> [Exercise goal]: Counting only lines that hold "Mean", give the total and nothing more.

[Stored data entries]
* * * * * * * * *

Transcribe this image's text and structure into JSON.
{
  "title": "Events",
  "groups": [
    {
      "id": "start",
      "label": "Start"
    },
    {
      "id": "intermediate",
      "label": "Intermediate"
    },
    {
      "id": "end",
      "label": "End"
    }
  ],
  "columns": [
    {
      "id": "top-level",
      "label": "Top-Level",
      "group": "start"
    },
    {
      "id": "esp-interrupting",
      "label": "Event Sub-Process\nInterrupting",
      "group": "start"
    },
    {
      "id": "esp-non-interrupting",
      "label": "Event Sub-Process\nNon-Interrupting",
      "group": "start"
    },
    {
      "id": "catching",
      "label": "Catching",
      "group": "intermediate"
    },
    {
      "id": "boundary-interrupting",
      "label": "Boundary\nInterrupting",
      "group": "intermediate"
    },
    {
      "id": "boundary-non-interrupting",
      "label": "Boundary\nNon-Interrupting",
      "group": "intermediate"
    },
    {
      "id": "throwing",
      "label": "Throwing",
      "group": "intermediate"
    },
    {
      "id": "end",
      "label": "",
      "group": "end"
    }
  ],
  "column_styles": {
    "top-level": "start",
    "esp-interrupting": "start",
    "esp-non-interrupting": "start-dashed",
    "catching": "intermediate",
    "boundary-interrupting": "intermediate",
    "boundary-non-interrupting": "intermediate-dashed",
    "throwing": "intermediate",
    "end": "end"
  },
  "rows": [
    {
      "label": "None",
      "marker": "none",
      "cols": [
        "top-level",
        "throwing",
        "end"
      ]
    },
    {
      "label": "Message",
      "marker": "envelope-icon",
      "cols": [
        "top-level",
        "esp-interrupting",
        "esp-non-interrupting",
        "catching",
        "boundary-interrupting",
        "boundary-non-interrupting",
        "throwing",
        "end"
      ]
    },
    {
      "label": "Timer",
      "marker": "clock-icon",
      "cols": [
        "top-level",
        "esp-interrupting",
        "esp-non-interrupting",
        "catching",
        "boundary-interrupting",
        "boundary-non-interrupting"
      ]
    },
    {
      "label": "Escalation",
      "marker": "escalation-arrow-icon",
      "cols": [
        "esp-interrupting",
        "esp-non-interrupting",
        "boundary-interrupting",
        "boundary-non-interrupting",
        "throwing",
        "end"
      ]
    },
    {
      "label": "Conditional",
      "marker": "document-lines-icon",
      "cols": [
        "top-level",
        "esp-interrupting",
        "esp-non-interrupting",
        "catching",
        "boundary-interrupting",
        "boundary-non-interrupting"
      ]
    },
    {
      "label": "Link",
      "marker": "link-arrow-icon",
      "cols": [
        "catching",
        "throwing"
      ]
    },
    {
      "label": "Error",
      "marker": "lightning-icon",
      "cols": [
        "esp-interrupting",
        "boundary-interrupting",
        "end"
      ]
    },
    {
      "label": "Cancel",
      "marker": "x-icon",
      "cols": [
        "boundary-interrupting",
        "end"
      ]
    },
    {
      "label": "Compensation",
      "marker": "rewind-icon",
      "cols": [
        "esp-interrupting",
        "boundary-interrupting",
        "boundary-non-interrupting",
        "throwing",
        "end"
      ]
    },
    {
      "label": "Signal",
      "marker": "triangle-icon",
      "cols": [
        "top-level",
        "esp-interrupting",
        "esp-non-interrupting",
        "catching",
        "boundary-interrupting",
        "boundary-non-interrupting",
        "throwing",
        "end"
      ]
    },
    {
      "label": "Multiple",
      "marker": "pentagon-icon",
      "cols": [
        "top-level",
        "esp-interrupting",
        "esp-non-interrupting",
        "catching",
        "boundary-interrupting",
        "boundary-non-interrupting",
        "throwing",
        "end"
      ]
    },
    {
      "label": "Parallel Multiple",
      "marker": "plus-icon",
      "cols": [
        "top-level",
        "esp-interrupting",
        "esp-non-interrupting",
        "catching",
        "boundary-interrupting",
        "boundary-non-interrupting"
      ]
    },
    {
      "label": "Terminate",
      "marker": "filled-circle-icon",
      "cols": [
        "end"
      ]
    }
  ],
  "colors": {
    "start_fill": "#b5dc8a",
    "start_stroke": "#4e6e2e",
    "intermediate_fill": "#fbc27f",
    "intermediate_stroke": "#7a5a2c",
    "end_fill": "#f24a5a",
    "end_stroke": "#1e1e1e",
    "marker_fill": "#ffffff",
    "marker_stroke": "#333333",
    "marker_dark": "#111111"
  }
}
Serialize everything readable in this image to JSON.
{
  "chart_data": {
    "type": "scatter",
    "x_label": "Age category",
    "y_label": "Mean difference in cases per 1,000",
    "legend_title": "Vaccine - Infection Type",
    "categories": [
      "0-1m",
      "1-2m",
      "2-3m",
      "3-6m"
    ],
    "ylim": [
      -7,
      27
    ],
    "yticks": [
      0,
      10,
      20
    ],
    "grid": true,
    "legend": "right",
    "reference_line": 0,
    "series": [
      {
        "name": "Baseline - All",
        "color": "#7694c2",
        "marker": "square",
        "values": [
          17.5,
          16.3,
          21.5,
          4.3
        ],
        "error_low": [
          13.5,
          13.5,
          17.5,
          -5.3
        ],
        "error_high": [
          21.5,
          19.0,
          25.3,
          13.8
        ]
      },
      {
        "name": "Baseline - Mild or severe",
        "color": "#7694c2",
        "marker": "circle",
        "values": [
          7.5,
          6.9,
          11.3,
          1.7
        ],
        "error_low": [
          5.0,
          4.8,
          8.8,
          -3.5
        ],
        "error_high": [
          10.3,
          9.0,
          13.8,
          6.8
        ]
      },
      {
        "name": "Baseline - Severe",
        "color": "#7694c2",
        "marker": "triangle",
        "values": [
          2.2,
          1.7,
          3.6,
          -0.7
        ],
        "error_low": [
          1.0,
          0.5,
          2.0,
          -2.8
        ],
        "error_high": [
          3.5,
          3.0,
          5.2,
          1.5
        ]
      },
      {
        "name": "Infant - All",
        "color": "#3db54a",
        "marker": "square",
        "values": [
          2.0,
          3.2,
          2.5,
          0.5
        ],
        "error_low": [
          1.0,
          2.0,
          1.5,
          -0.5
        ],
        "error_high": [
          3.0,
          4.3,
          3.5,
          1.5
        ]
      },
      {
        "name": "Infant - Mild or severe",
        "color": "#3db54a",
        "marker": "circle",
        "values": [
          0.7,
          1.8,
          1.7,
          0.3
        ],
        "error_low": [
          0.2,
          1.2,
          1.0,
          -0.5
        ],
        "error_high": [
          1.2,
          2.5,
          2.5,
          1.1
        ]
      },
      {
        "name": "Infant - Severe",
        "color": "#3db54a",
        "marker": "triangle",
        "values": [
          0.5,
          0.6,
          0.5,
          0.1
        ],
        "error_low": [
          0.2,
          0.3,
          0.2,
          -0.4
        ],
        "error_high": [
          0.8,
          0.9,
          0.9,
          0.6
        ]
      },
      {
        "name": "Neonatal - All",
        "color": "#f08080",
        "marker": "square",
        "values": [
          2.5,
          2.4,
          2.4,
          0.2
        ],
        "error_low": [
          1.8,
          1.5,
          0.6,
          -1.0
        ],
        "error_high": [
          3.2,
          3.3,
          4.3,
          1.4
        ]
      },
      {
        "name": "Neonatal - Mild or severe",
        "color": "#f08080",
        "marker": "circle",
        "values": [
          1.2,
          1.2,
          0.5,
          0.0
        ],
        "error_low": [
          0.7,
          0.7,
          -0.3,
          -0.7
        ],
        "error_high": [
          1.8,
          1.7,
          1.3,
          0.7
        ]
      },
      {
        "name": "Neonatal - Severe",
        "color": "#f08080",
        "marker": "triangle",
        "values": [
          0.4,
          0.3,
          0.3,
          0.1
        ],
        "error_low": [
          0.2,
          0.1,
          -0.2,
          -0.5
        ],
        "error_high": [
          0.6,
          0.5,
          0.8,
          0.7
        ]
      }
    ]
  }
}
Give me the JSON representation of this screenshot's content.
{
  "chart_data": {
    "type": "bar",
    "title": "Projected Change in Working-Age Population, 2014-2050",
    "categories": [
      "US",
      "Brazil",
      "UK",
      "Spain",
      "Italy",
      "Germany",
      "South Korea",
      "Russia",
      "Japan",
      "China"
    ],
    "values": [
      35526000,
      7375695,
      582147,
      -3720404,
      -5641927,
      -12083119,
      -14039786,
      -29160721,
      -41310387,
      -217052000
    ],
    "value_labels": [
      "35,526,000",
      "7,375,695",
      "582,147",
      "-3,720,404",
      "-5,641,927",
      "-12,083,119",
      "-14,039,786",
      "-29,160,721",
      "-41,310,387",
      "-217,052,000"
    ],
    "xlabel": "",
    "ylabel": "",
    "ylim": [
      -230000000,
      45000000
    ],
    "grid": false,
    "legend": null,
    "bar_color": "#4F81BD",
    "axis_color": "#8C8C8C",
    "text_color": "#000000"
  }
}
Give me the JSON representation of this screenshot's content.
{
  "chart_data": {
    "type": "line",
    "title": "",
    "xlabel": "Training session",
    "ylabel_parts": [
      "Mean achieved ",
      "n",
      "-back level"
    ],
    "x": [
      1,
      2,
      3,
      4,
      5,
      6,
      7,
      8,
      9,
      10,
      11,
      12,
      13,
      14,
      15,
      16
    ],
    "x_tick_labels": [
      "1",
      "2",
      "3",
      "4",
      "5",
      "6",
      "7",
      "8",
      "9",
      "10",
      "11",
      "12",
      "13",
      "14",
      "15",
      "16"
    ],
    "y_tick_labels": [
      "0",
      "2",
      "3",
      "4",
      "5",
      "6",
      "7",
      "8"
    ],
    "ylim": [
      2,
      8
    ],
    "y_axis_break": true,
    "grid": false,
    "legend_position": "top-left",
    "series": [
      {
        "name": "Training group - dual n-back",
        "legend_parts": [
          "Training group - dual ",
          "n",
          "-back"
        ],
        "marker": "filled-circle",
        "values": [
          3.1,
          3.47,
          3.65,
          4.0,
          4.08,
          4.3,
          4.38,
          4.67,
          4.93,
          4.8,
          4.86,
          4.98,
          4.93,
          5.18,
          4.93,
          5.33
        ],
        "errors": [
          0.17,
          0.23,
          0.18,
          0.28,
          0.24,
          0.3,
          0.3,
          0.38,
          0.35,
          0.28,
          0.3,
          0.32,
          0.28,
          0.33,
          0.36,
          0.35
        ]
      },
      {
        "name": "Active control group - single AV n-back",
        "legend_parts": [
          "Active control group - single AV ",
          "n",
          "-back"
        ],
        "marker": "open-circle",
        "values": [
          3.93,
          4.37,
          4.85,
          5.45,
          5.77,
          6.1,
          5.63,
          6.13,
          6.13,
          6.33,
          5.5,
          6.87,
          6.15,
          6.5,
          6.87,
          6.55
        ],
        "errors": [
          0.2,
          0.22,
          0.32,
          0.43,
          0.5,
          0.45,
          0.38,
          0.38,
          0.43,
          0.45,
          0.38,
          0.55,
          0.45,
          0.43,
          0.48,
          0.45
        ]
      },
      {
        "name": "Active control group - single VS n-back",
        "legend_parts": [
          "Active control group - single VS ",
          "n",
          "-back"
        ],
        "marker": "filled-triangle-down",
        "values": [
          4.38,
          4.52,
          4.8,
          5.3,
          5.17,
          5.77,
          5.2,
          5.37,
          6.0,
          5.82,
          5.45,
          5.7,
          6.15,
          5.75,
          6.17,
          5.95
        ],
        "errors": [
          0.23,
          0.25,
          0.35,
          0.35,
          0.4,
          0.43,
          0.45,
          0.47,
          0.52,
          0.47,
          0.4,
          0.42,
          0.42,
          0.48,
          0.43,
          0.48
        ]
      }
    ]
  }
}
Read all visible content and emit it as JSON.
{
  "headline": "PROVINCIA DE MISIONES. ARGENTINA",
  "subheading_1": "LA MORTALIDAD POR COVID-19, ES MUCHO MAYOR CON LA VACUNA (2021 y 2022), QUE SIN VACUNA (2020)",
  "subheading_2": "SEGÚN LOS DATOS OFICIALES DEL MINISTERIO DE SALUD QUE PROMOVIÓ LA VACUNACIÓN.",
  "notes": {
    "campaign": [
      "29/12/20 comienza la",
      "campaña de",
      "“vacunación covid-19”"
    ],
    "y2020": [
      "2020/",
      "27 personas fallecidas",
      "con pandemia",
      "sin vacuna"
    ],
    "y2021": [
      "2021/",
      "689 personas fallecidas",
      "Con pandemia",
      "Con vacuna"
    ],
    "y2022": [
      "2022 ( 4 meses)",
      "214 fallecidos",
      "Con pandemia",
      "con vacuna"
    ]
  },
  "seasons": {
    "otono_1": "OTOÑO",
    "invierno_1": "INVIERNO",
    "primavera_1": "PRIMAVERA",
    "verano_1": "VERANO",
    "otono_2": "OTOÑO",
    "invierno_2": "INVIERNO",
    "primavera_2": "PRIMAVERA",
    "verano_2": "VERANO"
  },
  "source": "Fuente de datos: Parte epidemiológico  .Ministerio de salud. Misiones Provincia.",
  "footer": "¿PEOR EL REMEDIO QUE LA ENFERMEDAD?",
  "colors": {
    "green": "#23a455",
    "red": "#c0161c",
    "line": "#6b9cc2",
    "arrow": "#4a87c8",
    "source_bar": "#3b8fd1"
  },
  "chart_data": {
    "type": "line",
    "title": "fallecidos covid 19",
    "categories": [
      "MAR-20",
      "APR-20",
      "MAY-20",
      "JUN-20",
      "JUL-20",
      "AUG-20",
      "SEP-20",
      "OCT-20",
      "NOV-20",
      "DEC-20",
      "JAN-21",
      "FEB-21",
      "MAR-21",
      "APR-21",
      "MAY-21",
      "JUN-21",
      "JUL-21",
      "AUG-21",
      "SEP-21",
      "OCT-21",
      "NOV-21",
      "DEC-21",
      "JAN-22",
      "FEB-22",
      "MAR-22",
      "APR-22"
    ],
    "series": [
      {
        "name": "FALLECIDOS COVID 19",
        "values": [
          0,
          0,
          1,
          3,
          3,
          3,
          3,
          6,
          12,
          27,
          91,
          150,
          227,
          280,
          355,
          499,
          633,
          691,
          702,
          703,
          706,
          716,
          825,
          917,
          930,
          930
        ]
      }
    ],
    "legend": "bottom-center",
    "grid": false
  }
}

* * * * * * * * *

> [Result of the exercise]: 2